▸ GIVEN PROBLEM
Give the data below again exactly as it stands. Omit the pictures.

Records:
* * *
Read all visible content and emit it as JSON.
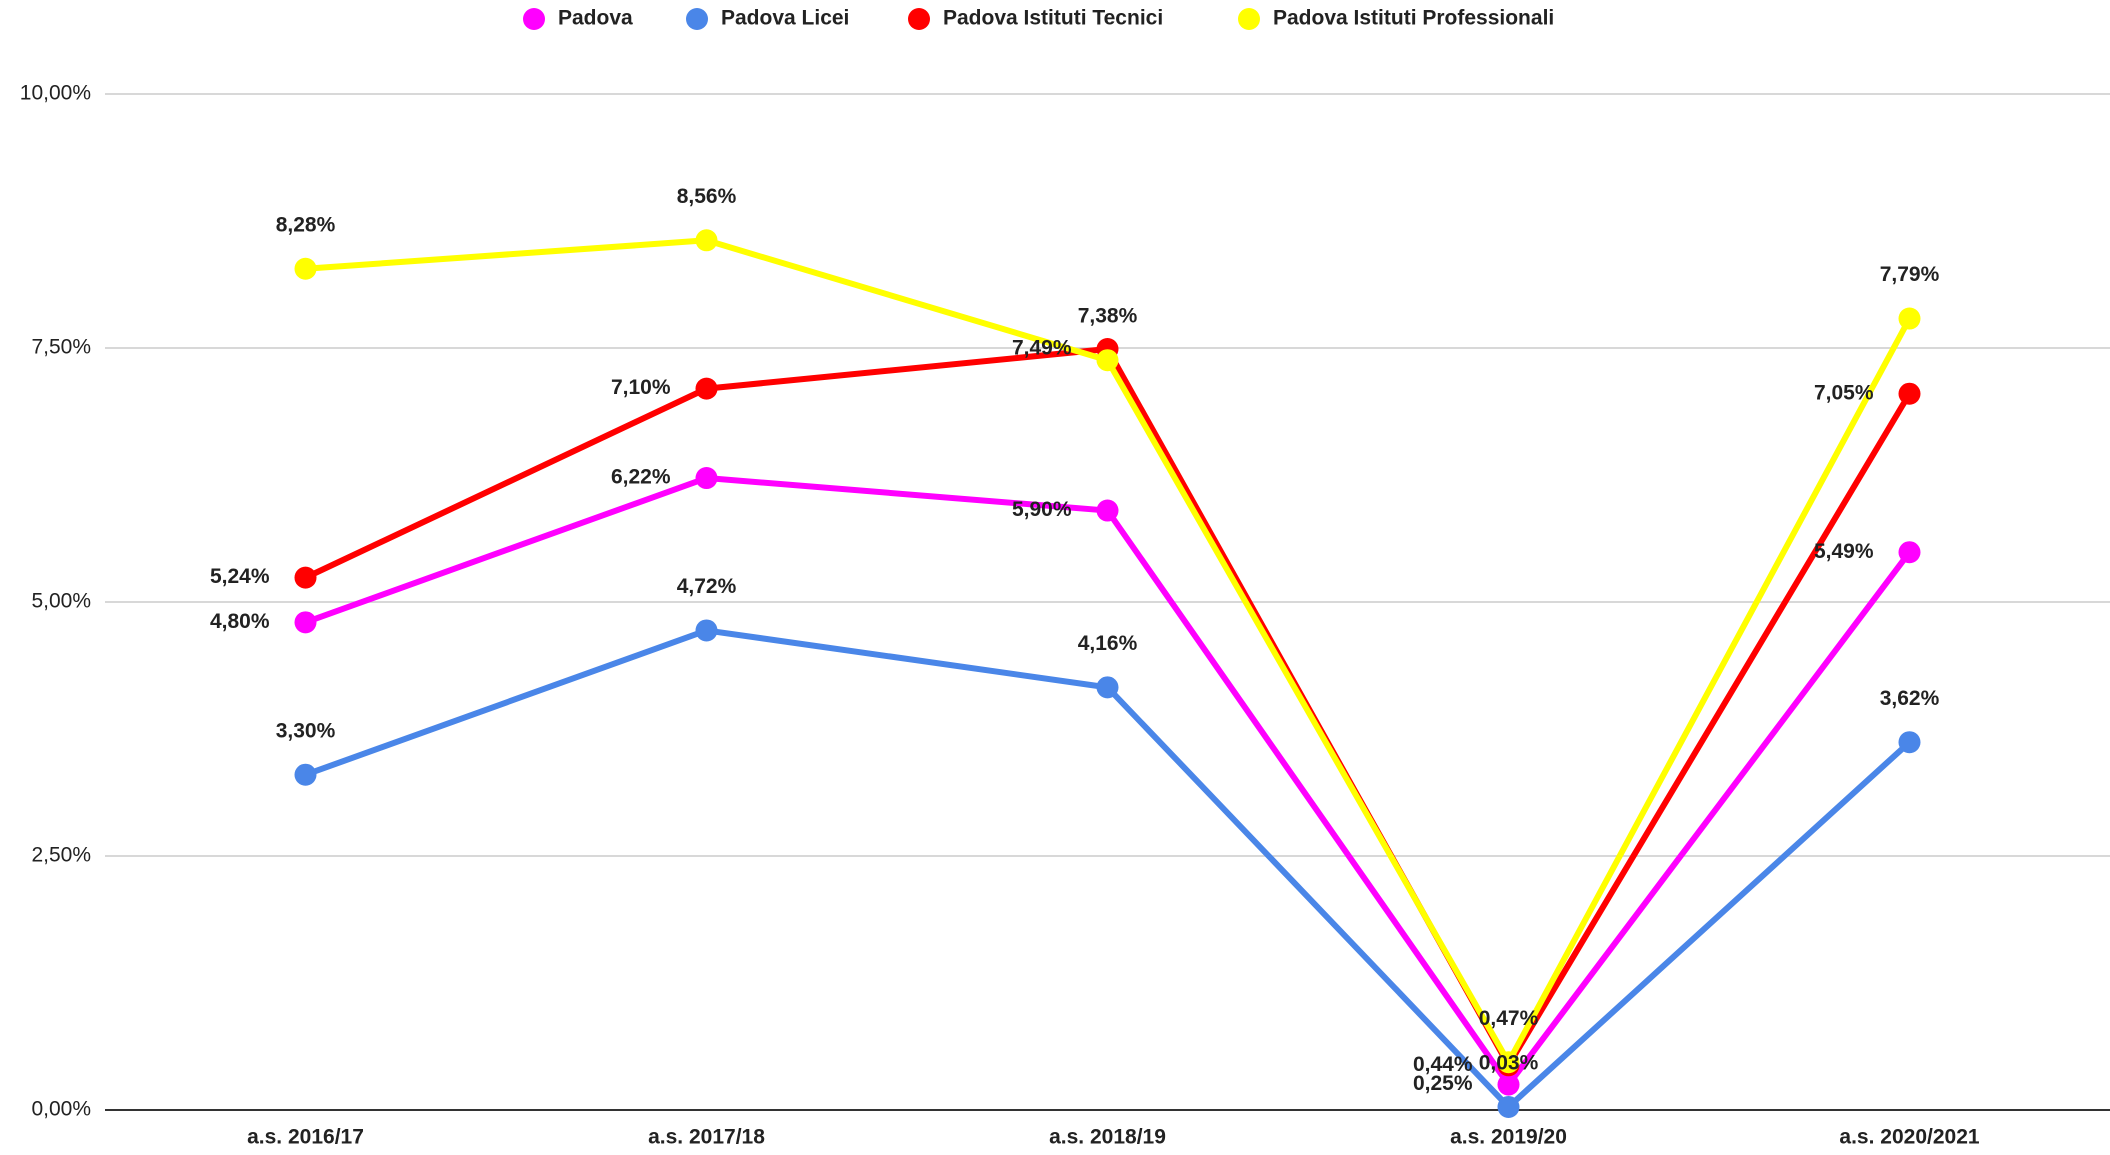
{
  "chart_data": {
    "type": "line",
    "categories": [
      "a.s. 2016/17",
      "a.s. 2017/18",
      "a.s. 2018/19",
      "a.s. 2019/20",
      "a.s. 2020/2021"
    ],
    "series": [
      {
        "name": "Padova",
        "color": "#ff00ff",
        "values": [
          4.8,
          6.22,
          5.9,
          0.25,
          5.49
        ],
        "value_labels": [
          "4,80%",
          "6,22%",
          "5,90%",
          "0,25%",
          "5,49%"
        ]
      },
      {
        "name": "Padova Licei",
        "color": "#4a86e8",
        "values": [
          3.3,
          4.72,
          4.16,
          0.03,
          3.62
        ],
        "value_labels": [
          "3,30%",
          "4,72%",
          "4,16%",
          "0,03%",
          "3,62%"
        ]
      },
      {
        "name": "Padova Istituti Tecnici",
        "color": "#ff0000",
        "values": [
          5.24,
          7.1,
          7.49,
          0.44,
          7.05
        ],
        "value_labels": [
          "5,24%",
          "7,10%",
          "7,49%",
          "0,44%",
          "7,05%"
        ]
      },
      {
        "name": "Padova Istituti Professionali",
        "color": "#ffff00",
        "values": [
          8.28,
          8.56,
          7.38,
          0.47,
          7.79
        ],
        "value_labels": [
          "8,28%",
          "8,56%",
          "7,38%",
          "0,47%",
          "7,79%"
        ]
      }
    ],
    "ylim": [
      0,
      10
    ],
    "yticks": [
      {
        "value": 0,
        "label": "0,00%"
      },
      {
        "value": 2.5,
        "label": "2,50%"
      },
      {
        "value": 5,
        "label": "5,00%"
      },
      {
        "value": 7.5,
        "label": "7,50%"
      },
      {
        "value": 10,
        "label": "10,00%"
      }
    ],
    "grid": true,
    "legend": "top"
  }
}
* * *
▸ EXERCISE RESPONSE
Read all visible content and emit it as JSON.
{
  "chart_data": {
    "type": "line",
    "categories": [
      "a.s. 2016/17",
      "a.s. 2017/18",
      "a.s. 2018/19",
      "a.s. 2019/20",
      "a.s. 2020/2021"
    ],
    "series": [
      {
        "name": "Padova",
        "color": "#ff00ff",
        "values": [
          4.8,
          6.22,
          5.9,
          0.25,
          5.49
        ],
        "value_labels": [
          "4,80%",
          "6,22%",
          "5,90%",
          "0,25%",
          "5,49%"
        ]
      },
      {
        "name": "Padova Licei",
        "color": "#4a86e8",
        "values": [
          3.3,
          4.72,
          4.16,
          0.03,
          3.62
        ],
        "value_labels": [
          "3,30%",
          "4,72%",
          "4,16%",
          "0,03%",
          "3,62%"
        ]
      },
      {
        "name": "Padova Istituti Tecnici",
        "color": "#ff0000",
        "values": [
          5.24,
          7.1,
          7.49,
          0.44,
          7.05
        ],
        "value_labels": [
          "5,24%",
          "7,10%",
          "7,49%",
          "0,44%",
          "7,05%"
        ]
      },
      {
        "name": "Padova Istituti Professionali",
        "color": "#ffff00",
        "values": [
          8.28,
          8.56,
          7.38,
          0.47,
          7.79
        ],
        "value_labels": [
          "8,28%",
          "8,56%",
          "7,38%",
          "0,47%",
          "7,79%"
        ]
      }
    ],
    "ylim": [
      0,
      10
    ],
    "yticks": [
      {
        "value": 0,
        "label": "0,00%"
      },
      {
        "value": 2.5,
        "label": "2,50%"
      },
      {
        "value": 5,
        "label": "5,00%"
      },
      {
        "value": 7.5,
        "label": "7,50%"
      },
      {
        "value": 10,
        "label": "10,00%"
      }
    ],
    "grid": true,
    "legend": "top"
  }
}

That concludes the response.